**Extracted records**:
•••••
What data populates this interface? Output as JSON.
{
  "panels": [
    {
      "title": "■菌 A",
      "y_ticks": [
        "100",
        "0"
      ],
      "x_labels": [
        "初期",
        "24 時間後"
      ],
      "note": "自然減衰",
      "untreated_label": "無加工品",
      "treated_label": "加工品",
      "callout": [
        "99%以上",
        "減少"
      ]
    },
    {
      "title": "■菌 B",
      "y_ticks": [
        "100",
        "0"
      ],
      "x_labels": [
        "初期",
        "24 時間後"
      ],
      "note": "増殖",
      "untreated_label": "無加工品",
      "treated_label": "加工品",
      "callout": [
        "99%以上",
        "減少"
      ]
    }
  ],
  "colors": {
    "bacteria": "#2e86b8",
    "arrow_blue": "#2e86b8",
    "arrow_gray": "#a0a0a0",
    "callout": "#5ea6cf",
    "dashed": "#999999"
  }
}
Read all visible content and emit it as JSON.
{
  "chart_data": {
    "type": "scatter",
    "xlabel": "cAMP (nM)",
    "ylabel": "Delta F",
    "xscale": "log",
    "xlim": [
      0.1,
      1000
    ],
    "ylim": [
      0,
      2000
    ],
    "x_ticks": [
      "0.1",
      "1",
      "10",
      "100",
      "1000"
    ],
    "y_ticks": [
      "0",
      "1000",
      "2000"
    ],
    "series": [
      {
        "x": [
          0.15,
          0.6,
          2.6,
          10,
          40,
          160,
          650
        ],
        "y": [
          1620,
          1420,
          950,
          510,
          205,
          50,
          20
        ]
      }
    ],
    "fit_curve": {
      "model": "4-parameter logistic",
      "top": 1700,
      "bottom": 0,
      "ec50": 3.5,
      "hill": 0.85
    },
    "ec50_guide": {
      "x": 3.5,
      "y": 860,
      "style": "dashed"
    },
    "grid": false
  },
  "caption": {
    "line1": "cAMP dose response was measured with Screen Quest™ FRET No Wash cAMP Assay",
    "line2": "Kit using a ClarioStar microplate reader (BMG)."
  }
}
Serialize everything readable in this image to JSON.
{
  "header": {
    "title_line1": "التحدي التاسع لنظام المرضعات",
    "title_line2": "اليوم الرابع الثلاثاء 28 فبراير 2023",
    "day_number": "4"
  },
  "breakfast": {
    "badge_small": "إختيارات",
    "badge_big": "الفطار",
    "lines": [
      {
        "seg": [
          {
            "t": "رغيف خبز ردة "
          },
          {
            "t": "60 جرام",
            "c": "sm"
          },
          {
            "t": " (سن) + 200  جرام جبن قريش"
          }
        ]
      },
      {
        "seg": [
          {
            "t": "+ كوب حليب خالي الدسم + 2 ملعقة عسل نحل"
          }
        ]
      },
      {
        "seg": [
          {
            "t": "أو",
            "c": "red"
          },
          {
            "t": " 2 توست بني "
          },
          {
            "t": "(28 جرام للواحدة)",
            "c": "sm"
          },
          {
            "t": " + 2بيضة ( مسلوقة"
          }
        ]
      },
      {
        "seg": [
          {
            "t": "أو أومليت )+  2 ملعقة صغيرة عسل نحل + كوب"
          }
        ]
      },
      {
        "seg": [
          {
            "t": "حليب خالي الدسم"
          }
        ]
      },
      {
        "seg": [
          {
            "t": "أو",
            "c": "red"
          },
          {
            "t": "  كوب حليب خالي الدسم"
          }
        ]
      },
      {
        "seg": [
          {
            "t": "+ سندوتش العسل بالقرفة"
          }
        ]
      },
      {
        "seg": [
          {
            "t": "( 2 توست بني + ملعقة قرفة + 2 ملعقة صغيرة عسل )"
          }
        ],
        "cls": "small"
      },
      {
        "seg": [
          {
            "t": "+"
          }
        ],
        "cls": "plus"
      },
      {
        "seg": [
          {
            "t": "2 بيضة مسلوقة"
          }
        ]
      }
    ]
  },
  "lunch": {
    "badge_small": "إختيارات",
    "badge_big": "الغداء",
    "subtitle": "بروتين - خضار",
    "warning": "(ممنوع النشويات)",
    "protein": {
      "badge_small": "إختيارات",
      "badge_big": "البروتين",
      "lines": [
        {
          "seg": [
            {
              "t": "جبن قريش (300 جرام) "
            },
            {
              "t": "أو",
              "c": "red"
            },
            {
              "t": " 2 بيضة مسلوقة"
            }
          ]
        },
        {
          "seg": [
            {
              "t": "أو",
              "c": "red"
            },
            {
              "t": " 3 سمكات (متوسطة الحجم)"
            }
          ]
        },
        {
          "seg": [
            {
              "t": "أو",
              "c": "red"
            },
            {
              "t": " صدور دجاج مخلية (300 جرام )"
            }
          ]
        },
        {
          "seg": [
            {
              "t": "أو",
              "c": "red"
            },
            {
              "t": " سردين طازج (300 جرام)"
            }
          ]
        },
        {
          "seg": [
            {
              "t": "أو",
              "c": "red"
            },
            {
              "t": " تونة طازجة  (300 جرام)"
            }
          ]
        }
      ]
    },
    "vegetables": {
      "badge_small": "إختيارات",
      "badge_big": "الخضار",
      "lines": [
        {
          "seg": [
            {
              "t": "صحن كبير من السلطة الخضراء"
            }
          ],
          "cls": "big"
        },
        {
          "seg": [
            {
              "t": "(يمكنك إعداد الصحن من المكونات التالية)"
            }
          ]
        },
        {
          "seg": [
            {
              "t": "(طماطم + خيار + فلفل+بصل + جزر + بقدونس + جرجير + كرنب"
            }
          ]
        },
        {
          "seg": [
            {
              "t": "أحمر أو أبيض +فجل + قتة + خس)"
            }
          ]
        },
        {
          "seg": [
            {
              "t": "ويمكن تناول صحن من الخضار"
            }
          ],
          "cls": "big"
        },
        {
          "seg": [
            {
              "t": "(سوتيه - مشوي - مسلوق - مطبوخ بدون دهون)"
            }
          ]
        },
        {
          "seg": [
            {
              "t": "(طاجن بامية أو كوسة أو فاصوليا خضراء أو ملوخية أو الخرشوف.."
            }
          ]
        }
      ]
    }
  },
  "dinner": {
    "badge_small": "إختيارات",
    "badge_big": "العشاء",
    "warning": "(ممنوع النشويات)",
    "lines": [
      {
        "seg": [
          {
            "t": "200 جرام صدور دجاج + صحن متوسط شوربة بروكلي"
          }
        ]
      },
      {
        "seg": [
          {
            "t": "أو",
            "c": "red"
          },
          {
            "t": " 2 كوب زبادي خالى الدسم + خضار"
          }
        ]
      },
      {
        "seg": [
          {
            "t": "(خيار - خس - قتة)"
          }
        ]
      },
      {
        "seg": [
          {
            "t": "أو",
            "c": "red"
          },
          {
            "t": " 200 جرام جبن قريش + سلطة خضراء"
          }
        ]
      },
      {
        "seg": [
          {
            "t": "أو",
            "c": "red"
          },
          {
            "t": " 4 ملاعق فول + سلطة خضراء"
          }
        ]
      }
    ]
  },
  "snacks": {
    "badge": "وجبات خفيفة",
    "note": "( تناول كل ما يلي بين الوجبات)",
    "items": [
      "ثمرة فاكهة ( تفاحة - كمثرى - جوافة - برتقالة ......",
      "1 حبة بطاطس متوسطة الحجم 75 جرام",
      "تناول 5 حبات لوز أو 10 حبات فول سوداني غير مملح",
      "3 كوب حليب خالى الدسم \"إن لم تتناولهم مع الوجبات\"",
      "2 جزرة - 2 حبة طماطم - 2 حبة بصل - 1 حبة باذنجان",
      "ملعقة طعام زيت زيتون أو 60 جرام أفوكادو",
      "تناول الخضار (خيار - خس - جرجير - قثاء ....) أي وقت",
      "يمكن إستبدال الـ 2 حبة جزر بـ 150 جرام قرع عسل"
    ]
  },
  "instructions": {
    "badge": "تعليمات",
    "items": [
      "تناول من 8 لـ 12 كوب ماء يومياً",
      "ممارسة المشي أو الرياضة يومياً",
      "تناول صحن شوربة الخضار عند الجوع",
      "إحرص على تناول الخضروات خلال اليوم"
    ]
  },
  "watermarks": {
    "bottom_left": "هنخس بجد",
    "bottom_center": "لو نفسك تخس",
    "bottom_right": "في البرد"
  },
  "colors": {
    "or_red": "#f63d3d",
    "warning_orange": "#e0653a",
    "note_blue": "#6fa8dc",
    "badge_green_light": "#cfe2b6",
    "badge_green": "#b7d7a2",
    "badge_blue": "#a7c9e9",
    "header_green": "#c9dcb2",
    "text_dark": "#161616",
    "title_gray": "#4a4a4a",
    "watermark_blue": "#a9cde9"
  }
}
•••••
**Try it**:
What lines in the data hold the word "طماطم"? Return them.

**Answer to this problem**:
              "t": "(طماطم + خيار + فلفل+بصل + جزر + بقدونس + جرجير + كرنب"
      "2 جزرة - 2 حبة طماطم - 2 حبة بصل - 1 حبة باذنجان",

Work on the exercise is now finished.